#### YOUR GOAL:
Return all of the data exactly as given.

#### ENTRIES SHOWN:
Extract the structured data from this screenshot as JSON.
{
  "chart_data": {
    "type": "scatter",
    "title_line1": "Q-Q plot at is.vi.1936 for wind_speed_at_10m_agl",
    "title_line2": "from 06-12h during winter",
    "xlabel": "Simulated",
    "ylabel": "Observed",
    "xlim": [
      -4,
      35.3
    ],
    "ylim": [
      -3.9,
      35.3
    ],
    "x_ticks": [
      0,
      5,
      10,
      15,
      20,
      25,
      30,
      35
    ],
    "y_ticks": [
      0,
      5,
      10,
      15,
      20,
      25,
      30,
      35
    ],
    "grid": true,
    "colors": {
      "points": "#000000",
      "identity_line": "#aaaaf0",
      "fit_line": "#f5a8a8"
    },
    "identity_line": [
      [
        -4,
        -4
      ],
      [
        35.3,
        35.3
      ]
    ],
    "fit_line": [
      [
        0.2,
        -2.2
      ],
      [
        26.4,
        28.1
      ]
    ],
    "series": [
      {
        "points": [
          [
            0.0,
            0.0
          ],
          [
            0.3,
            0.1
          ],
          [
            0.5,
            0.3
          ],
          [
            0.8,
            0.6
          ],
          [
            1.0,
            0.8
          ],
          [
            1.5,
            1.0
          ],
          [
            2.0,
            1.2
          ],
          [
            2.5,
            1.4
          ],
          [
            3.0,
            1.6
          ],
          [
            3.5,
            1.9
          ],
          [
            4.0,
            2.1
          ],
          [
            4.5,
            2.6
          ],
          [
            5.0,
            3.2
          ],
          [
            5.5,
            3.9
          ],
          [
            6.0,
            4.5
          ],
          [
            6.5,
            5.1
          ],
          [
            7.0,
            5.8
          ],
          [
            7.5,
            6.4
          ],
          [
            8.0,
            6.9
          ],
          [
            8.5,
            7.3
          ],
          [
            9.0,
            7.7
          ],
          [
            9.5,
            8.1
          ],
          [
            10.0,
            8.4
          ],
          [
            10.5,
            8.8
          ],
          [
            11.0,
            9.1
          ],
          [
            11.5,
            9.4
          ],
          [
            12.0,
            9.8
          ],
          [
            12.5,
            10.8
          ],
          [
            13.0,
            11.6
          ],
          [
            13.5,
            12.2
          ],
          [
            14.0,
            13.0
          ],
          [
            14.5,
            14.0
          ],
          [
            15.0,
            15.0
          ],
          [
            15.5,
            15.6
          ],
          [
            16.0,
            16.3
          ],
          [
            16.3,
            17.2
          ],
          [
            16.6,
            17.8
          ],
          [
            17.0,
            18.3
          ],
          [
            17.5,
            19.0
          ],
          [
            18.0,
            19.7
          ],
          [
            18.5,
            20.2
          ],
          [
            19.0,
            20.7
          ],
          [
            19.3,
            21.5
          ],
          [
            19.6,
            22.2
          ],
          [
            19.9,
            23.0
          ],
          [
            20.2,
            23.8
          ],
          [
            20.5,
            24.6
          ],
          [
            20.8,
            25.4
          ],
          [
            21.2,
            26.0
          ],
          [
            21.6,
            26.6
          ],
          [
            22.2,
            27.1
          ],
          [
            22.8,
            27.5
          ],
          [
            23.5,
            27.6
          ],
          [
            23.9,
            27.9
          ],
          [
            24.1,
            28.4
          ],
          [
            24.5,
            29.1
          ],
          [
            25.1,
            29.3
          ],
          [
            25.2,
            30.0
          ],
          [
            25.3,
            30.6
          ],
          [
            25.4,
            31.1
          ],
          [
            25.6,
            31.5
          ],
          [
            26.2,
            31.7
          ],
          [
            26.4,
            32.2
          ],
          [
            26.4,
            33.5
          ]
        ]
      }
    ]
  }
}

#### FINAL ANSWER:
Extract the structured data from this screenshot as JSON.
{
  "chart_data": {
    "type": "scatter",
    "title_line1": "Q-Q plot at is.vi.1936 for wind_speed_at_10m_agl",
    "title_line2": "from 06-12h during winter",
    "xlabel": "Simulated",
    "ylabel": "Observed",
    "xlim": [
      -4,
      35.3
    ],
    "ylim": [
      -3.9,
      35.3
    ],
    "x_ticks": [
      0,
      5,
      10,
      15,
      20,
      25,
      30,
      35
    ],
    "y_ticks": [
      0,
      5,
      10,
      15,
      20,
      25,
      30,
      35
    ],
    "grid": true,
    "colors": {
      "points": "#000000",
      "identity_line": "#aaaaf0",
      "fit_line": "#f5a8a8"
    },
    "identity_line": [
      [
        -4,
        -4
      ],
      [
        35.3,
        35.3
      ]
    ],
    "fit_line": [
      [
        0.2,
        -2.2
      ],
      [
        26.4,
        28.1
      ]
    ],
    "series": [
      {
        "points": [
          [
            0.0,
            0.0
          ],
          [
            0.3,
            0.1
          ],
          [
            0.5,
            0.3
          ],
          [
            0.8,
            0.6
          ],
          [
            1.0,
            0.8
          ],
          [
            1.5,
            1.0
          ],
          [
            2.0,
            1.2
          ],
          [
            2.5,
            1.4
          ],
          [
            3.0,
            1.6
          ],
          [
            3.5,
            1.9
          ],
          [
            4.0,
            2.1
          ],
          [
            4.5,
            2.6
          ],
          [
            5.0,
            3.2
          ],
          [
            5.5,
            3.9
          ],
          [
            6.0,
            4.5
          ],
          [
            6.5,
            5.1
          ],
          [
            7.0,
            5.8
          ],
          [
            7.5,
            6.4
          ],
          [
            8.0,
            6.9
          ],
          [
            8.5,
            7.3
          ],
          [
            9.0,
            7.7
          ],
          [
            9.5,
            8.1
          ],
          [
            10.0,
            8.4
          ],
          [
            10.5,
            8.8
          ],
          [
            11.0,
            9.1
          ],
          [
            11.5,
            9.4
          ],
          [
            12.0,
            9.8
          ],
          [
            12.5,
            10.8
          ],
          [
            13.0,
            11.6
          ],
          [
            13.5,
            12.2
          ],
          [
            14.0,
            13.0
          ],
          [
            14.5,
            14.0
          ],
          [
            15.0,
            15.0
          ],
          [
            15.5,
            15.6
          ],
          [
            16.0,
            16.3
          ],
          [
            16.3,
            17.2
          ],
          [
            16.6,
            17.8
          ],
          [
            17.0,
            18.3
          ],
          [
            17.5,
            19.0
          ],
          [
            18.0,
            19.7
          ],
          [
            18.5,
            20.2
          ],
          [
            19.0,
            20.7
          ],
          [
            19.3,
            21.5
          ],
          [
            19.6,
            22.2
          ],
          [
            19.9,
            23.0
          ],
          [
            20.2,
            23.8
          ],
          [
            20.5,
            24.6
          ],
          [
            20.8,
            25.4
          ],
          [
            21.2,
            26.0
          ],
          [
            21.6,
            26.6
          ],
          [
            22.2,
            27.1
          ],
          [
            22.8,
            27.5
          ],
          [
            23.5,
            27.6
          ],
          [
            23.9,
            27.9
          ],
          [
            24.1,
            28.4
          ],
          [
            24.5,
            29.1
          ],
          [
            25.1,
            29.3
          ],
          [
            25.2,
            30.0
          ],
          [
            25.3,
            30.6
          ],
          [
            25.4,
            31.1
          ],
          [
            25.6,
            31.5
          ],
          [
            26.2,
            31.7
          ],
          [
            26.4,
            32.2
          ],
          [
            26.4,
            33.5
          ]
        ]
      }
    ]
  }
}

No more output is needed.